- _AIM OF THE EXERCISE_: Switch "y-tick-label" to "vertical-tick-label" wherever it occurs in the rows below, and give the rows again with nothing else changed.
^^^^
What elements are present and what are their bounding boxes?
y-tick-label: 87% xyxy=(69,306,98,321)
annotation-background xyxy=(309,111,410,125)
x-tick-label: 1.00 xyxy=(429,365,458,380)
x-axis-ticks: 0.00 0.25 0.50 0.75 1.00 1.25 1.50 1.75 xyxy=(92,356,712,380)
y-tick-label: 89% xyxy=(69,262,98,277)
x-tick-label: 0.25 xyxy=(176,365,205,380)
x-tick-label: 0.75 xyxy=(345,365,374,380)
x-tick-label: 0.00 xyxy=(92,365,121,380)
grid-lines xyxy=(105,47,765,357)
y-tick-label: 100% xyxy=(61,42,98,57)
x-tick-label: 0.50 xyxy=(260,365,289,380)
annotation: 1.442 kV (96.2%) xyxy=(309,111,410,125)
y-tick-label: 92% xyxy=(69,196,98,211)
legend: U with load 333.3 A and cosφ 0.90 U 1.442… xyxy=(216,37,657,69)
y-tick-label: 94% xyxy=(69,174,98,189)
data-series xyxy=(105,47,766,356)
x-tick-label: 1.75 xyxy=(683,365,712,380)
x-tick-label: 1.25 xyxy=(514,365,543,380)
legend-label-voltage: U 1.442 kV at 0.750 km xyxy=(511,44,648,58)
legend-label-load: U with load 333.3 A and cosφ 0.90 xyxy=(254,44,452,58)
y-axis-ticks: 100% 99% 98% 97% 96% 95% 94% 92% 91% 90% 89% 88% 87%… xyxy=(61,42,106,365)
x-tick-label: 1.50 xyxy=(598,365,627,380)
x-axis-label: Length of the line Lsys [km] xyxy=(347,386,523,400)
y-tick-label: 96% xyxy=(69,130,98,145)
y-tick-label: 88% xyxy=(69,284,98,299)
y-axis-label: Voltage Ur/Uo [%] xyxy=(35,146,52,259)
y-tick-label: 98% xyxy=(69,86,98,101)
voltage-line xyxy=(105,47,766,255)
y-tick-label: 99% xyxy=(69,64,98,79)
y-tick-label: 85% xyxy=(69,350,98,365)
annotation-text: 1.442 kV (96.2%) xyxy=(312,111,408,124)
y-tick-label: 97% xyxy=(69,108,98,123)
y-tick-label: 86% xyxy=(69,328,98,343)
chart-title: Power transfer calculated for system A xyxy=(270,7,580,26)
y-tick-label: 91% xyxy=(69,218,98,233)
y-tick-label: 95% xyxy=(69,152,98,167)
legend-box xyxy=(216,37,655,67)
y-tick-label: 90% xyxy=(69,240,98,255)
^^^^
- _TASK ANSWER_:
What elements are present and what are their bounding boxes?
vertical-tick-label: 87% xyxy=(69,306,98,321)
annotation-background xyxy=(309,111,410,125)
x-tick-label: 1.00 xyxy=(429,365,458,380)
x-axis-ticks: 0.00 0.25 0.50 0.75 1.00 1.25 1.50 1.75 xyxy=(92,356,712,380)
vertical-tick-label: 89% xyxy=(69,262,98,277)
x-tick-label: 0.25 xyxy=(176,365,205,380)
x-tick-label: 0.75 xyxy=(345,365,374,380)
x-tick-label: 0.00 xyxy=(92,365,121,380)
grid-lines xyxy=(105,47,765,357)
vertical-tick-label: 100% xyxy=(61,42,98,57)
x-tick-label: 0.50 xyxy=(260,365,289,380)
annotation: 1.442 kV (96.2%) xyxy=(309,111,410,125)
vertical-tick-label: 92% xyxy=(69,196,98,211)
legend: U with load 333.3 A and cosφ 0.90 U 1.442… xyxy=(216,37,657,69)
vertical-tick-label: 94% xyxy=(69,174,98,189)
data-series xyxy=(105,47,766,356)
x-tick-label: 1.75 xyxy=(683,365,712,380)
x-tick-label: 1.25 xyxy=(514,365,543,380)
legend-label-voltage: U 1.442 kV at 0.750 km xyxy=(511,44,648,58)
legend-label-load: U with load 333.3 A and cosφ 0.90 xyxy=(254,44,452,58)
y-axis-ticks: 100% 99% 98% 97% 96% 95% 94% 92% 91% 90% 89% 88% 87%… xyxy=(61,42,106,365)
x-tick-label: 1.50 xyxy=(598,365,627,380)
x-axis-label: Length of the line Lsys [km] xyxy=(347,386,523,400)
vertical-tick-label: 96% xyxy=(69,130,98,145)
vertical-tick-label: 88% xyxy=(69,284,98,299)
y-axis-label: Voltage Ur/Uo [%] xyxy=(35,146,52,259)
vertical-tick-label: 98% xyxy=(69,86,98,101)
voltage-line xyxy=(105,47,766,255)
vertical-tick-label: 99% xyxy=(69,64,98,79)
vertical-tick-label: 85% xyxy=(69,350,98,365)
annotation-text: 1.442 kV (96.2%) xyxy=(312,111,408,124)
vertical-tick-label: 97% xyxy=(69,108,98,123)
vertical-tick-label: 86% xyxy=(69,328,98,343)
chart-title: Power transfer calculated for system A xyxy=(270,7,580,26)
vertical-tick-label: 91% xyxy=(69,218,98,233)
vertical-tick-label: 95% xyxy=(69,152,98,167)
legend-box xyxy=(216,37,655,67)
vertical-tick-label: 90% xyxy=(69,240,98,255)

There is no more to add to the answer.